== To be done ==
Return all lines below containing the word "button".

-- Start of Data section --

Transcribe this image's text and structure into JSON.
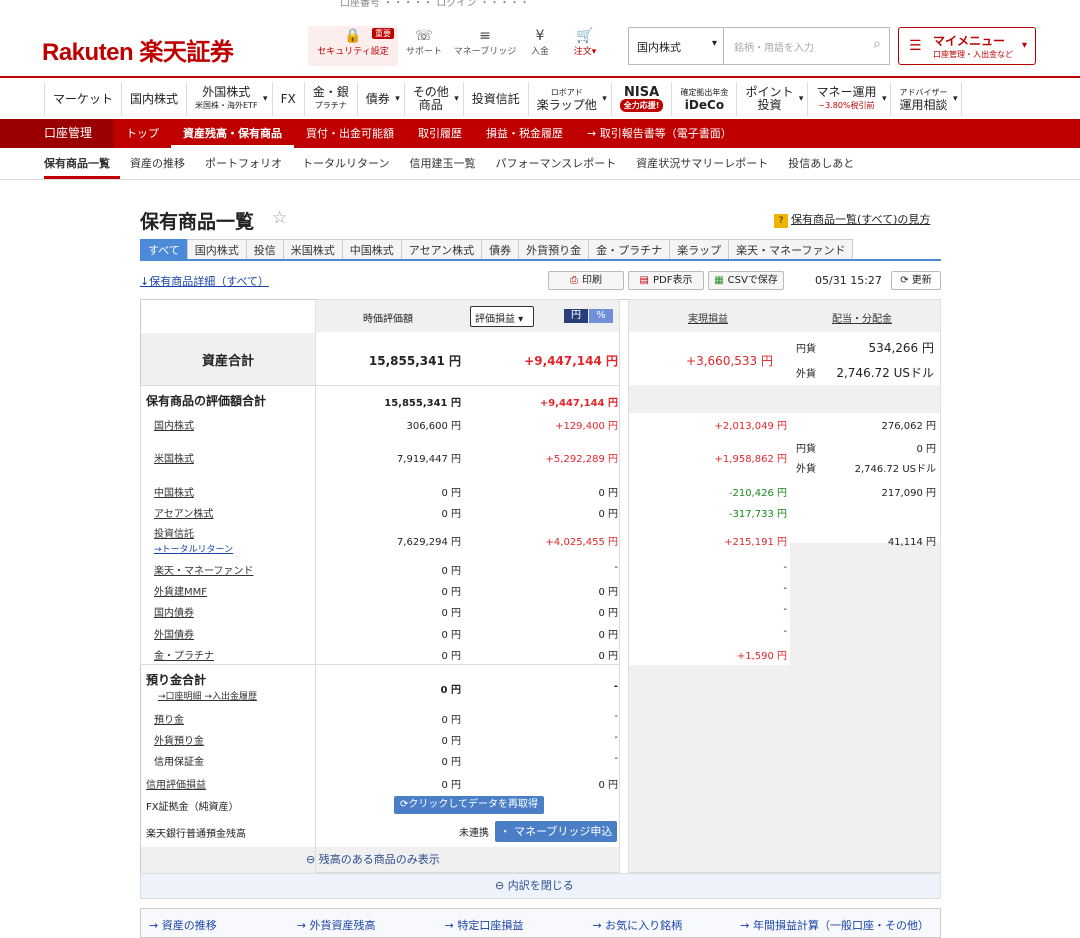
{
  "header": {
    "topcut": "口座番号 ・・・・・ ログイン ・・・・・",
    "logo": "Rakuten 楽天証券",
    "icons": [
      {
        "g": "🔒",
        "label": "セキュリティ設定",
        "badge": "重要"
      },
      {
        "g": "☏",
        "label": "サポート"
      },
      {
        "g": "≡",
        "label": "マネーブリッジ"
      },
      {
        "g": "¥",
        "label": "入金"
      },
      {
        "g": "🛒",
        "label": "注文▾"
      }
    ],
    "search": {
      "select": "国内株式",
      "placeholder": "銘柄・用語を入力"
    },
    "mymenu": {
      "title": "マイメニュー",
      "sub": "口座管理・入出金など"
    }
  },
  "nav": [
    {
      "t": "マーケット"
    },
    {
      "t": "国内株式"
    },
    {
      "t": "外国株式",
      "s": "米国株・海外ETF"
    },
    {
      "t": "FX"
    },
    {
      "t": "金・銀",
      "s": "プラチナ"
    },
    {
      "t": "債券"
    },
    {
      "t": "その他",
      "s": "商品"
    },
    {
      "t": "投資信託"
    },
    {
      "t": "ロボアド",
      "s": "楽ラップ他"
    },
    {
      "t": "NISA",
      "s": "全力応援!"
    },
    {
      "t": "確定拠出年金",
      "s": "iDeCo"
    },
    {
      "t": "ポイント",
      "s": "投資"
    },
    {
      "t": "マネー運用",
      "s": "~3.80%税引前"
    },
    {
      "t": "アドバイザー",
      "s": "運用相談"
    }
  ],
  "redbar": {
    "account": "口座管理",
    "items": [
      "トップ",
      "資産残高・保有商品",
      "買付・出金可能額",
      "取引履歴",
      "損益・税金履歴",
      "→ 取引報告書等（電子書面）"
    ]
  },
  "subnav": [
    "保有商品一覧",
    "資産の推移",
    "ポートフォリオ",
    "トータルリターン",
    "信用建玉一覧",
    "パフォーマンスレポート",
    "資産状況サマリーレポート",
    "投信あしあと"
  ],
  "page": {
    "title": "保有商品一覧",
    "help": "保有商品一覧(すべて)の見方",
    "detail": "↓保有商品詳細（すべて）",
    "print": "印刷",
    "pdf": "PDF表示",
    "csv": "CSVで保存",
    "time": "05/31 15:27",
    "update": "更新"
  },
  "tabs": [
    "すべて",
    "国内株式",
    "投信",
    "米国株式",
    "中国株式",
    "アセアン株式",
    "債券",
    "外貨預り金",
    "金・プラチナ",
    "楽ラップ",
    "楽天・マネーファンド"
  ],
  "table": {
    "h_value": "時価評価額",
    "h_select": "評価損益",
    "h_yen": "円",
    "h_pct": "%",
    "h_realized": "実現損益",
    "h_div": "配当・分配金",
    "total": {
      "label": "資産合計",
      "value": "15,855,341 円",
      "gain": "+9,447,144 円",
      "realized": "+3,660,533 円",
      "div_yen_l": "円貨",
      "div_yen": "534,266 円",
      "div_fx_l": "外貨",
      "div_fx": "2,746.72 USドル"
    },
    "sub": {
      "label": "保有商品の評価額合計",
      "value": "15,855,341 円",
      "gain": "+9,447,144 円"
    },
    "rows": [
      {
        "label": "国内株式",
        "value": "306,600 円",
        "gain": "+129,400 円",
        "realized": "+2,013,049 円",
        "div": "276,062 円"
      },
      {
        "label": "米国株式",
        "value": "7,919,447 円",
        "gain": "+5,292,289 円",
        "realized": "+1,958,862 円",
        "div_yen_l": "円貨",
        "div_yen": "0 円",
        "div_fx_l": "外貨",
        "div_fx": "2,746.72 USドル"
      },
      {
        "label": "中国株式",
        "value": "0 円",
        "gain": "0 円",
        "realized": "-210,426 円",
        "div": "217,090 円"
      },
      {
        "label": "アセアン株式",
        "value": "0 円",
        "gain": "0 円",
        "realized": "-317,733 円",
        "div": ""
      },
      {
        "label": "投資信託",
        "sub": "→トータルリターン",
        "value": "7,629,294 円",
        "gain": "+4,025,455 円",
        "realized": "+215,191 円",
        "div": "41,114 円"
      },
      {
        "label": "楽天・マネーファンド",
        "value": "0 円",
        "gain": "-",
        "realized": "-"
      },
      {
        "label": "外貨建MMF",
        "value": "0 円",
        "gain": "0 円",
        "realized": "-"
      },
      {
        "label": "国内債券",
        "value": "0 円",
        "gain": "0 円",
        "realized": "-"
      },
      {
        "label": "外国債券",
        "value": "0 円",
        "gain": "0 円",
        "realized": "-"
      },
      {
        "label": "金・プラチナ",
        "value": "0 円",
        "gain": "0 円",
        "realized": "+1,590 円"
      }
    ],
    "deposit": {
      "label": "預り金合計",
      "links": "→口座明細 →入出金履歴",
      "value": "0 円",
      "gain": "-"
    },
    "deprows": [
      {
        "label": "預り金",
        "value": "0 円",
        "gain": "-"
      },
      {
        "label": "外貨預り金",
        "value": "0 円",
        "gain": "-"
      },
      {
        "label": "信用保証金",
        "value": "0 円",
        "gain": "-"
      }
    ],
    "credit": {
      "label": "信用評価損益",
      "value": "0 円",
      "gain": "0 円"
    },
    "fx": {
      "label": "FX証拠金（純資産）",
      "button": "クリックしてデータを再取得"
    },
    "bank": {
      "label": "楽天銀行普通預金残高",
      "status": "未連携",
      "button": "・ マネーブリッジ申込"
    },
    "only": "残高のある商品のみ表示",
    "close": "内訳を閉じる"
  },
  "footer": [
    "→ 資産の推移",
    "→ 外貨資産残高",
    "→ 特定口座損益",
    "→ お気に入り銘柄",
    "→ 年間損益計算（一般口座・その他）"
  ]
}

-- End of Data section --

== Completed task ==
      "button": "クリックしてデータを再取得"
      "button": "・ マネーブリッジ申込"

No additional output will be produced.